GOAL: How many lines of these entries hold the string "和田市老乡干果店"? Reply with the number alone.
──────── SUPPLIED INFORMATION
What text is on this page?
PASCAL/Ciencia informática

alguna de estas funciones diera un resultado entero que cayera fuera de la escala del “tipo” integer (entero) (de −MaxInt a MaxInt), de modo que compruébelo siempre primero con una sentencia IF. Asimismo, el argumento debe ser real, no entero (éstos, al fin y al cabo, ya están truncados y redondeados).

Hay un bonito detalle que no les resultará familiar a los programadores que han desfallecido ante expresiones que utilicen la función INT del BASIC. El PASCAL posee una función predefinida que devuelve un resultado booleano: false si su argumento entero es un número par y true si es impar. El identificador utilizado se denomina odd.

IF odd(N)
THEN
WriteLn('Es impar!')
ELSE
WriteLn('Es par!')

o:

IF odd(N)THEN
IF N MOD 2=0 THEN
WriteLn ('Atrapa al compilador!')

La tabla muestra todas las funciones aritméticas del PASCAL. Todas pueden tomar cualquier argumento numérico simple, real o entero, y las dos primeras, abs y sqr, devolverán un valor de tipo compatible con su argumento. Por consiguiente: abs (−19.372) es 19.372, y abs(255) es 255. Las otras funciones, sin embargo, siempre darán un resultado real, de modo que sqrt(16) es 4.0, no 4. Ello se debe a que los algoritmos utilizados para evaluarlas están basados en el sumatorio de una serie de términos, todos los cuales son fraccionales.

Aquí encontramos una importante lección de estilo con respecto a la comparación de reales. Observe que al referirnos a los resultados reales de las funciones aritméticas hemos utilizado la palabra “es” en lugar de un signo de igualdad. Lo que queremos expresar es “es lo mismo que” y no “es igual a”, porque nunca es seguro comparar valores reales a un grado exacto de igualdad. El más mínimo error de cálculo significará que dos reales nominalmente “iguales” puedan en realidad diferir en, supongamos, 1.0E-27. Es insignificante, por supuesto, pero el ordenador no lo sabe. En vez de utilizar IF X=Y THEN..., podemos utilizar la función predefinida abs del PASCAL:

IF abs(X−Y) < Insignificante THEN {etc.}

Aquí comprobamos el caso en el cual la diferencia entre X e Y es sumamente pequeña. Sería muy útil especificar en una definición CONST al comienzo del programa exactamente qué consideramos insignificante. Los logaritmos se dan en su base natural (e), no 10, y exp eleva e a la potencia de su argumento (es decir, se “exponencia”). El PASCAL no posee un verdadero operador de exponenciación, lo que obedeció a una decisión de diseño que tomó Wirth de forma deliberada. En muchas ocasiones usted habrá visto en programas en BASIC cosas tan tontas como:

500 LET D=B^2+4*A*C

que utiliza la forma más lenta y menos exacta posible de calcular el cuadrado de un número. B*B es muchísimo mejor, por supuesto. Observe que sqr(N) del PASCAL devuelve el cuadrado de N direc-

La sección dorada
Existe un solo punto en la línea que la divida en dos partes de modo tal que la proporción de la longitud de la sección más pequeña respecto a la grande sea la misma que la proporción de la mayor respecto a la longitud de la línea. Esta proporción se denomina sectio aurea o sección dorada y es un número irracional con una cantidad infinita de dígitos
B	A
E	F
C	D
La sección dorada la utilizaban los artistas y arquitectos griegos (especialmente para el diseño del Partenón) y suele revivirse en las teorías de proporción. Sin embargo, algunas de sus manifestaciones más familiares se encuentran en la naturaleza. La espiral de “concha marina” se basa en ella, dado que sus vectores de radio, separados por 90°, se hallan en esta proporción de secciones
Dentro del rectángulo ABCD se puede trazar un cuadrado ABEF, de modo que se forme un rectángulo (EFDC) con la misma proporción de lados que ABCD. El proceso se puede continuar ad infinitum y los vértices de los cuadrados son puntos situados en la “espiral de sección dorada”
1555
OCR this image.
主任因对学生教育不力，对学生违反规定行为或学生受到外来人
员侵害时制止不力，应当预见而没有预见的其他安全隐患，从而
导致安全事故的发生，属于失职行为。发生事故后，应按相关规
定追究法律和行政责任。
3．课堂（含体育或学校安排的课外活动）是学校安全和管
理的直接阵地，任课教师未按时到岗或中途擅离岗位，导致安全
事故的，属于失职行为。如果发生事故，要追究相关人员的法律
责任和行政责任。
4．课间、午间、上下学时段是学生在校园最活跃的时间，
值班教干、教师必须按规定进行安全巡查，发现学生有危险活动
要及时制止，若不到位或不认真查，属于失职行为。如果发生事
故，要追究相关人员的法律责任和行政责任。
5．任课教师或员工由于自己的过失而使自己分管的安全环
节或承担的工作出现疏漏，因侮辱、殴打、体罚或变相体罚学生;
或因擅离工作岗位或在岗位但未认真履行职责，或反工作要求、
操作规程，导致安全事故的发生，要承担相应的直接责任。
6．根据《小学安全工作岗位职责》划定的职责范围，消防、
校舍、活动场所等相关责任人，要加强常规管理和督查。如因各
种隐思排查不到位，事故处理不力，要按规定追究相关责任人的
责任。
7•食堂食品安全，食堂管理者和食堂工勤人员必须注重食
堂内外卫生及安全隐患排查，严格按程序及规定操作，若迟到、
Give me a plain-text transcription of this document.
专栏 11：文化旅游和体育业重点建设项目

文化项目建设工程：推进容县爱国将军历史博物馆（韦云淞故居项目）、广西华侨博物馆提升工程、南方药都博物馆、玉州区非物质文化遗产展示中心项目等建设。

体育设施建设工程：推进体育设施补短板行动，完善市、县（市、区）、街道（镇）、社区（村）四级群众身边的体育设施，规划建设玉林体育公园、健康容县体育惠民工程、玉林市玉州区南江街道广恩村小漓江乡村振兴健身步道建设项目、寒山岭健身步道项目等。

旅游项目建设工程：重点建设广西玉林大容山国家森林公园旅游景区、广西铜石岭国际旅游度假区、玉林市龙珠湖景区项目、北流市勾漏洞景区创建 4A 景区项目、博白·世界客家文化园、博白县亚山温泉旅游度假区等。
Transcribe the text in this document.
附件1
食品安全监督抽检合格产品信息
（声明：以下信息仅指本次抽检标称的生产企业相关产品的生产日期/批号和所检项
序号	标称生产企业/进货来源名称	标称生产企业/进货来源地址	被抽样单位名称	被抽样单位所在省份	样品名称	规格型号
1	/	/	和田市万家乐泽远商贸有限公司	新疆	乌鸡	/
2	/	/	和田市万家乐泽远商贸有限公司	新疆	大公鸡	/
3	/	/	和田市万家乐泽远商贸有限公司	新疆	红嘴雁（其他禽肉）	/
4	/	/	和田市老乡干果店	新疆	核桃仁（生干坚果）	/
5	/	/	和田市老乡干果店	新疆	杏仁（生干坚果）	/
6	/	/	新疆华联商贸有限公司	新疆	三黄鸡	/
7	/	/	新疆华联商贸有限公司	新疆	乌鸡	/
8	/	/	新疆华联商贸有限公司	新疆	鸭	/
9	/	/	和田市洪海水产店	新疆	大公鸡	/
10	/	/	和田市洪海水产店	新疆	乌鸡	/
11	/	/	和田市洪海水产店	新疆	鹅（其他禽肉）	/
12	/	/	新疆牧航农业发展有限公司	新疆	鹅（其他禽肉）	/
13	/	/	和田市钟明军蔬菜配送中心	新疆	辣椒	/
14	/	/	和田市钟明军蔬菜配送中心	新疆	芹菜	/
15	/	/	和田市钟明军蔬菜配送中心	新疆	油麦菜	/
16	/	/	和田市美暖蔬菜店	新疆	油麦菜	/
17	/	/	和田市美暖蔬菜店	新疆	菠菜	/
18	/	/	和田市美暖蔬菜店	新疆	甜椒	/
────────────────
RESULT OF THE TASK: 2